[PROMPT]
Extract each line holding the word "System" from the entries.

[START OF STORED ROWS]

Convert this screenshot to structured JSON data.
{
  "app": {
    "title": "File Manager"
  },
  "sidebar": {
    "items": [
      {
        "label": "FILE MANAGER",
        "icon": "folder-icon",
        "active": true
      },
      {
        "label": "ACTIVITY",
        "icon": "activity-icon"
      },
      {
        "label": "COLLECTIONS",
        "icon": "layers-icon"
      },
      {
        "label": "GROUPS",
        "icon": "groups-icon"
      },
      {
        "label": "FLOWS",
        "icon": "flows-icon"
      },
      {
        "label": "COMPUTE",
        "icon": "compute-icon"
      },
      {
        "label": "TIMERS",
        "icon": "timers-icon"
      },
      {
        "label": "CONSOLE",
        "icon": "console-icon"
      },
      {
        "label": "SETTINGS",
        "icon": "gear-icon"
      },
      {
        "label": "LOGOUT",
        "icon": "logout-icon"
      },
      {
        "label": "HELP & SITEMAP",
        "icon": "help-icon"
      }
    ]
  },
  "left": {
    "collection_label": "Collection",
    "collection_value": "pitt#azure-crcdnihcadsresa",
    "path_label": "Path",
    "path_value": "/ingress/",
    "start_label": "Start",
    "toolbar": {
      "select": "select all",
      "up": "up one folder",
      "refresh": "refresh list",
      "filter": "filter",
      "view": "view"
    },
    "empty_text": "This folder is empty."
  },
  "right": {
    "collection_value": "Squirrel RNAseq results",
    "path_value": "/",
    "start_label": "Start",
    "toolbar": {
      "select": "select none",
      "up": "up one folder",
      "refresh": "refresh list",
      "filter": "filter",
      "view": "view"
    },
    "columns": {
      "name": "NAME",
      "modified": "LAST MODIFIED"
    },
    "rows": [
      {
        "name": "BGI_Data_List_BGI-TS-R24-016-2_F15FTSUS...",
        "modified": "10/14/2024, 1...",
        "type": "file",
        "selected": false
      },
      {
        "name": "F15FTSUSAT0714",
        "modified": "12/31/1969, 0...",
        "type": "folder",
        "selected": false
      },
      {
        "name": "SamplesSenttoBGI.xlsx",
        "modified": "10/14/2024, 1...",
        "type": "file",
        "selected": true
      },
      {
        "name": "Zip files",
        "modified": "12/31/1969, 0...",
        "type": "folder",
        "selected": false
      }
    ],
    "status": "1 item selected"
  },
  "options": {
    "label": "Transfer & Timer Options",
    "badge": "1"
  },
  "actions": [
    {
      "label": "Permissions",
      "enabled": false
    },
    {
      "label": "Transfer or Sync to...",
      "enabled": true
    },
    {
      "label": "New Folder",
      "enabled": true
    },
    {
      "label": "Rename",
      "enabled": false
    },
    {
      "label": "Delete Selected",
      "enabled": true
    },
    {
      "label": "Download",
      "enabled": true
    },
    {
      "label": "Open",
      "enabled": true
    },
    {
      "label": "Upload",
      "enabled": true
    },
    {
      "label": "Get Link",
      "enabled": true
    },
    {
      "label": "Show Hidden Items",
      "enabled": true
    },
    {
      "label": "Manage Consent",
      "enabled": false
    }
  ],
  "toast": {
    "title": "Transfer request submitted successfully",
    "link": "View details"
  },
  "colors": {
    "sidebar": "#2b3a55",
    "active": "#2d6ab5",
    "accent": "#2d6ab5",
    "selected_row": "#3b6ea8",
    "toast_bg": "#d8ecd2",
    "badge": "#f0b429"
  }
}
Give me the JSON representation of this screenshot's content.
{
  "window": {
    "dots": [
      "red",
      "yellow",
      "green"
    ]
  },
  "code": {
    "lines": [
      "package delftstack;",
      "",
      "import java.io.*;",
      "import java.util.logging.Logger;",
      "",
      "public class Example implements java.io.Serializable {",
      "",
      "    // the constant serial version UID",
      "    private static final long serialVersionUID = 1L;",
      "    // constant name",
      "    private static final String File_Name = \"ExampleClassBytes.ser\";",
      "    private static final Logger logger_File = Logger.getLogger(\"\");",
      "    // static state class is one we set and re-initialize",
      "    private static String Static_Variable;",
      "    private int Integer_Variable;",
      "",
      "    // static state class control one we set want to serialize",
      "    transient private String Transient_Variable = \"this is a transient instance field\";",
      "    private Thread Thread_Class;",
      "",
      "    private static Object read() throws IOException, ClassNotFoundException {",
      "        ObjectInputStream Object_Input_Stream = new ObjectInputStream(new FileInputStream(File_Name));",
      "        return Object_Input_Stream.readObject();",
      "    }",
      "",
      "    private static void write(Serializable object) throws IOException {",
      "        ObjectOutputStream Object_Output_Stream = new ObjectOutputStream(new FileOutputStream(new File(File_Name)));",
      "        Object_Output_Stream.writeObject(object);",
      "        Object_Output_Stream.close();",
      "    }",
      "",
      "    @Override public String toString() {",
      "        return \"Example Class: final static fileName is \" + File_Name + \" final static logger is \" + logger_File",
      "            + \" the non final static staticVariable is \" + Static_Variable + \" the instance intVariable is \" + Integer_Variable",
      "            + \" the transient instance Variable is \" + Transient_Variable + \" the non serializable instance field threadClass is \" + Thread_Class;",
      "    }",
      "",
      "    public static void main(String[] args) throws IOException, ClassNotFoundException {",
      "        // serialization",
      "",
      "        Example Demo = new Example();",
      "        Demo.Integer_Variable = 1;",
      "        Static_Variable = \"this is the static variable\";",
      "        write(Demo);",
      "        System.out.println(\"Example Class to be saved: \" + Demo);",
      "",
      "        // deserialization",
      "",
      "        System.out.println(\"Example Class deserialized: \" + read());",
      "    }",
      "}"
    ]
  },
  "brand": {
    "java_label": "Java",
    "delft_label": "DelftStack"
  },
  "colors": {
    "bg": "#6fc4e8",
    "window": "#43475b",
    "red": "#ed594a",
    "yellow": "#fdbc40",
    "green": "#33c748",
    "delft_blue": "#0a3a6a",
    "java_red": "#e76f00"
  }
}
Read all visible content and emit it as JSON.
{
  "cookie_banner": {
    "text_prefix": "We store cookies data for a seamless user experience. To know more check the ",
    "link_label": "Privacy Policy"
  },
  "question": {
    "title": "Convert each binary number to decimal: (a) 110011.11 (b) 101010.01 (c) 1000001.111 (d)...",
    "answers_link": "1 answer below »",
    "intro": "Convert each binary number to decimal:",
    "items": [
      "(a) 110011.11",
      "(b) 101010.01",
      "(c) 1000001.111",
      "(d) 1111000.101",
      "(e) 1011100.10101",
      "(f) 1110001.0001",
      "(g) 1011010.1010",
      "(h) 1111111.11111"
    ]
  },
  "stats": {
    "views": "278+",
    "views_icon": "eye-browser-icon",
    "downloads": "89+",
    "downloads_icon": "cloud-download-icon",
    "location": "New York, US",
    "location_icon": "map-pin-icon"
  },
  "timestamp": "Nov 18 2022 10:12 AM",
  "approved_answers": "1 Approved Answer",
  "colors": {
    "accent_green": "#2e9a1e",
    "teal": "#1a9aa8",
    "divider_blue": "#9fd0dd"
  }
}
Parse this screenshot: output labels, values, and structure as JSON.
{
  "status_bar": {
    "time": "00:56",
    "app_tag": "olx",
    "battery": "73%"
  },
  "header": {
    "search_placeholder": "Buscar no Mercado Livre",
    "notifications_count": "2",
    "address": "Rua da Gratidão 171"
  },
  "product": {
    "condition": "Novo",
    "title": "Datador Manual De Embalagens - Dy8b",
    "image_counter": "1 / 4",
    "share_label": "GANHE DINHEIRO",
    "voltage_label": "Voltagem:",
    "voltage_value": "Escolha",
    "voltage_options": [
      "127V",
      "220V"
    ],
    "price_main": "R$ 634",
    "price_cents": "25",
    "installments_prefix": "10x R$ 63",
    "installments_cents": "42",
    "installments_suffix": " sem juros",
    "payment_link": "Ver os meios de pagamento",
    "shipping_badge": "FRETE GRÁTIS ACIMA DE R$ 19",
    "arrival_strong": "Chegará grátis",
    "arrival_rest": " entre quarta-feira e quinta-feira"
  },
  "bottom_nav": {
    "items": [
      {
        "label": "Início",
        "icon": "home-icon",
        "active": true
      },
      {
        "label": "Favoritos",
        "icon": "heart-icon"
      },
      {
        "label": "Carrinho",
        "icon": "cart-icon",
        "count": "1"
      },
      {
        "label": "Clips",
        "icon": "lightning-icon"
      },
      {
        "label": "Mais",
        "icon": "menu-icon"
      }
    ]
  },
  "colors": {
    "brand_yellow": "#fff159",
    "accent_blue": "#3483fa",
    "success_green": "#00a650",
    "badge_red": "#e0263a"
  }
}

[END OF STORED ROWS]

[WRITTEN ANSWER]
      "        System.out.println(\"Example Class to be saved: \" + Demo);",
      "        System.out.println(\"Example Class deserialized: \" + read());",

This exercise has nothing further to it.